Figure content listings:

"""

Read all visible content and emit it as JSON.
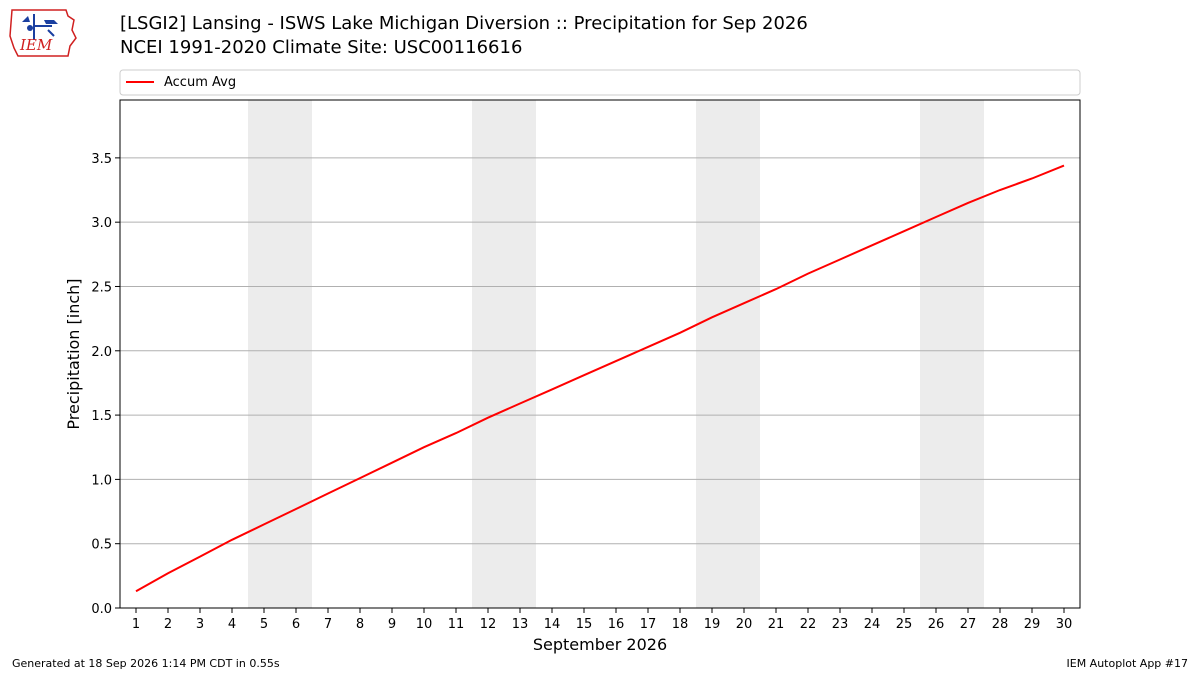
{
  "title_line1": "[LSGI2] Lansing - ISWS Lake Michigan Diversion :: Precipitation for Sep 2026",
  "title_line2": "NCEI 1991-2020 Climate Site: USC00116616",
  "logo_text": "IEM",
  "footer_left": "Generated at 18 Sep 2026 1:14 PM CDT in 0.55s",
  "footer_right": "IEM Autoplot App #17",
  "colors": {
    "line": "#ff0000",
    "weekend": "#ececec",
    "grid": "#b0b0b0"
  },
  "chart_data": {
    "type": "line",
    "xlabel": "September 2026",
    "ylabel": "Precipitation [inch]",
    "x": [
      1,
      2,
      3,
      4,
      5,
      6,
      7,
      8,
      9,
      10,
      11,
      12,
      13,
      14,
      15,
      16,
      17,
      18,
      19,
      20,
      21,
      22,
      23,
      24,
      25,
      26,
      27,
      28,
      29,
      30
    ],
    "xlim": [
      0.5,
      30.5
    ],
    "ylim": [
      0,
      3.95
    ],
    "yticks": [
      "0.0",
      "0.5",
      "1.0",
      "1.5",
      "2.0",
      "2.5",
      "3.0",
      "3.5"
    ],
    "grid": "horizontal",
    "legend": "top",
    "shaded_days": [
      [
        5,
        6
      ],
      [
        12,
        13
      ],
      [
        19,
        20
      ],
      [
        26,
        27
      ]
    ],
    "series": [
      {
        "name": "Accum Avg",
        "values": [
          0.13,
          0.27,
          0.4,
          0.53,
          0.65,
          0.77,
          0.89,
          1.01,
          1.13,
          1.25,
          1.36,
          1.48,
          1.59,
          1.7,
          1.81,
          1.92,
          2.03,
          2.14,
          2.26,
          2.37,
          2.48,
          2.6,
          2.71,
          2.82,
          2.93,
          3.04,
          3.15,
          3.25,
          3.34,
          3.44
        ]
      }
    ]
  }
}
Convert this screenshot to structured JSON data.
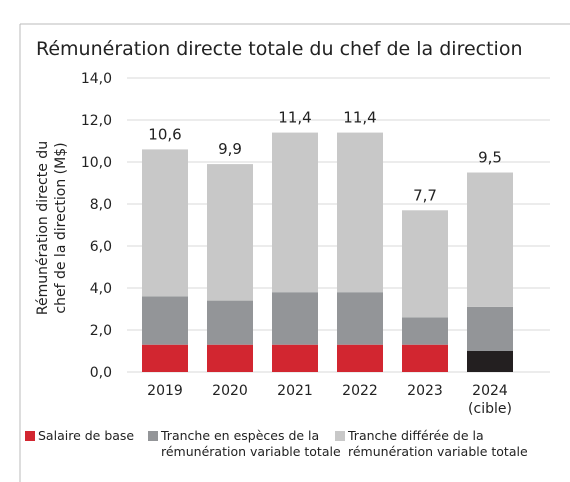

"""

PROBLEM: Each line above that holds the string "JSON" should be copied and shown.

ANSWER FOR THE TASK:
Read all visible content and emit it as JSON.
Convert this screenshot to structured JSON data.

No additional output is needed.